Source records:
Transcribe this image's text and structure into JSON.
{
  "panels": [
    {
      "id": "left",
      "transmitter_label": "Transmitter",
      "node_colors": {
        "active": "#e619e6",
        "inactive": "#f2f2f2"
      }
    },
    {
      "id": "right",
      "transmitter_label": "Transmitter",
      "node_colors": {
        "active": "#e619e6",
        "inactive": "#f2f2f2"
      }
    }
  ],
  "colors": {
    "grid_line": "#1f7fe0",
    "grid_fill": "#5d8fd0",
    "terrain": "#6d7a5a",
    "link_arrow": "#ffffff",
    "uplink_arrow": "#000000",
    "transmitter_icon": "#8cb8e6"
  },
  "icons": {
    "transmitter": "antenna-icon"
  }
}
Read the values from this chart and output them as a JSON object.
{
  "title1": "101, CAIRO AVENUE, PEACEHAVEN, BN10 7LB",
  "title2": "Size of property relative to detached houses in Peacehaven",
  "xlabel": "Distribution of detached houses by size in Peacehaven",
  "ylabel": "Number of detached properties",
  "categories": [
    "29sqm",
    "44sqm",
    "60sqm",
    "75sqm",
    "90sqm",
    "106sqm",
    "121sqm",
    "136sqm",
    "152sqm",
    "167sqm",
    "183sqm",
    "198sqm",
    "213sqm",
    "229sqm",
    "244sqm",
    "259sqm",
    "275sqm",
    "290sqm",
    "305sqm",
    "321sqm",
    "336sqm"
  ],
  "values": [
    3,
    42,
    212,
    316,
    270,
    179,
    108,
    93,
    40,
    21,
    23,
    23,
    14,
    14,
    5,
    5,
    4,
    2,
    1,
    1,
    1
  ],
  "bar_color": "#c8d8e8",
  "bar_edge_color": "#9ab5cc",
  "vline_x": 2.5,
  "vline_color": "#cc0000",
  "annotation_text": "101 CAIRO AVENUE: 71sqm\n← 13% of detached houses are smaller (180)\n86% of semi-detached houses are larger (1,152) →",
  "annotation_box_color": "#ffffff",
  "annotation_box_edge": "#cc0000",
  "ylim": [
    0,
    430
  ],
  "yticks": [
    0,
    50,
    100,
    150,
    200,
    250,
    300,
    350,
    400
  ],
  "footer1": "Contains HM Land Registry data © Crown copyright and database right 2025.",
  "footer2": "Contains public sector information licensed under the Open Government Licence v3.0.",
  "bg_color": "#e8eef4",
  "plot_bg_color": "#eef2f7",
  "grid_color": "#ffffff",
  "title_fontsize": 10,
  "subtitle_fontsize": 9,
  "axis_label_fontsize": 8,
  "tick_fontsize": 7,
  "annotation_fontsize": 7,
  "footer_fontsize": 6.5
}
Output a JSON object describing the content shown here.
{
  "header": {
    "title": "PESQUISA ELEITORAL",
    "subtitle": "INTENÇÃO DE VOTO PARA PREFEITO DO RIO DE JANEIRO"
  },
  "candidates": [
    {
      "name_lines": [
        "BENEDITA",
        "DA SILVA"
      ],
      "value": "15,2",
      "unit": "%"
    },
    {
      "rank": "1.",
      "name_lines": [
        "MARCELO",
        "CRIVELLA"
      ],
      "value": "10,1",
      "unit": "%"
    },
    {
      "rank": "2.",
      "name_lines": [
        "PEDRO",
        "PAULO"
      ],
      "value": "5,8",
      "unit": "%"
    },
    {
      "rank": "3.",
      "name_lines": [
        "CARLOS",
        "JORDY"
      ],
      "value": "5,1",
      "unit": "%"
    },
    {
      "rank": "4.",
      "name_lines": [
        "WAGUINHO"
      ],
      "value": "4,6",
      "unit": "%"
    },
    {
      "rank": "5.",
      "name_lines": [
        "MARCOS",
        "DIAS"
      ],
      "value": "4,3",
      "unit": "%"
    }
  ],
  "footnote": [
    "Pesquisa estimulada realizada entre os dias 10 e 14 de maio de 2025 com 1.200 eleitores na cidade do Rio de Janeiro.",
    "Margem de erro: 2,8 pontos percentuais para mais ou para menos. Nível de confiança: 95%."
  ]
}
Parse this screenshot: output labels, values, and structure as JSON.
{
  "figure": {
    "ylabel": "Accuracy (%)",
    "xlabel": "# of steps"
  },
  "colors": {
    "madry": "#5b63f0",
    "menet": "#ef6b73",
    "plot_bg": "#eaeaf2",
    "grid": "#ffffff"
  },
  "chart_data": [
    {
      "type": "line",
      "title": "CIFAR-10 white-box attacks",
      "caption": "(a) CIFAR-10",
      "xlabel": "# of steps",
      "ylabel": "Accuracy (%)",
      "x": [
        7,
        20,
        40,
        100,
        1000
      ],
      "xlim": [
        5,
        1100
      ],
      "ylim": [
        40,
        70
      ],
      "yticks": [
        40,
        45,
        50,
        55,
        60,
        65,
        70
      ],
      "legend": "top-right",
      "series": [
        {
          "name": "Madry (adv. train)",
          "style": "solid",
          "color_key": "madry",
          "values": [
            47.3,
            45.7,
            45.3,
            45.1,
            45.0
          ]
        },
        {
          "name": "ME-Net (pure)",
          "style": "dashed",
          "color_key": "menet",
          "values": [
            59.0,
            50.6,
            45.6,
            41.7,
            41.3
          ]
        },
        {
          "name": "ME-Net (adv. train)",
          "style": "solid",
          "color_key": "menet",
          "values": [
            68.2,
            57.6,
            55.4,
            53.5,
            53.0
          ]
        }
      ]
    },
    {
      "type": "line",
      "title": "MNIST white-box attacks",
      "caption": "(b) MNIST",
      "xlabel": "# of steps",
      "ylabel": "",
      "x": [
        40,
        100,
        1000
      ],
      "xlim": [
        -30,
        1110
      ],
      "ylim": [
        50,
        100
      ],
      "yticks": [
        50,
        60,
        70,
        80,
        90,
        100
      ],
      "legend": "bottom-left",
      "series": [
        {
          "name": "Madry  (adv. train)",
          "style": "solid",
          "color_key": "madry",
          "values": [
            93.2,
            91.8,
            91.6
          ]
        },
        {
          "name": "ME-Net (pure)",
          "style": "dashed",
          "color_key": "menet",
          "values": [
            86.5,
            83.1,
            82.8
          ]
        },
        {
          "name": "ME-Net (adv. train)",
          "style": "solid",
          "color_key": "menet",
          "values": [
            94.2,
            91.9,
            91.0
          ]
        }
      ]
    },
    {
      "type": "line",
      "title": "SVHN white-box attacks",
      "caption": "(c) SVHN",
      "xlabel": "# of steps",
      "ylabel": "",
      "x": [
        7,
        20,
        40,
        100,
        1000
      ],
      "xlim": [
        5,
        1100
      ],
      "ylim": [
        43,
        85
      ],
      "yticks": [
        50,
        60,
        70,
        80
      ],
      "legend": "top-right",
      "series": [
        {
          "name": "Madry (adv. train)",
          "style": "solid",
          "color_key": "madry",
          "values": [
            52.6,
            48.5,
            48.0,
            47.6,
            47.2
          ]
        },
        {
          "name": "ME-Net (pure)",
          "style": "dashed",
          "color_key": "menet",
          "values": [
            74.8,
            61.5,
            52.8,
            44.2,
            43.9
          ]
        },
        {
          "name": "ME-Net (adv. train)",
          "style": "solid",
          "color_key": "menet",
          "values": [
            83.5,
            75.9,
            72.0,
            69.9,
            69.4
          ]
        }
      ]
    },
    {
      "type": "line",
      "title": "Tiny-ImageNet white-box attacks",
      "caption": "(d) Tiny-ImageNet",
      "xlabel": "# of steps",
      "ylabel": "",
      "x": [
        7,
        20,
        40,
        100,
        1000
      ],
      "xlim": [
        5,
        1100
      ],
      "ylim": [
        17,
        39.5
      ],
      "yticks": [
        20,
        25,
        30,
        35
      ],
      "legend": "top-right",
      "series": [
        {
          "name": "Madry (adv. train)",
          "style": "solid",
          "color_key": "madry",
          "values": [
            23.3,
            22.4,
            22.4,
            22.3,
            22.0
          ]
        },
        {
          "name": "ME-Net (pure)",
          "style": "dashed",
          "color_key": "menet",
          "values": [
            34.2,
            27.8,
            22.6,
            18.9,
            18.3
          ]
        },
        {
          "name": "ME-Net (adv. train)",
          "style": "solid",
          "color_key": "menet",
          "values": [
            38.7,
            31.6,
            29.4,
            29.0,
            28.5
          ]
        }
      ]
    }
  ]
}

WHAT YOU WILL DO:
Pull out every line of the entries that includes the word "MNIST".

THE SOLUTION:
      "title": "MNIST white-box attacks",
      "caption": "(b) MNIST",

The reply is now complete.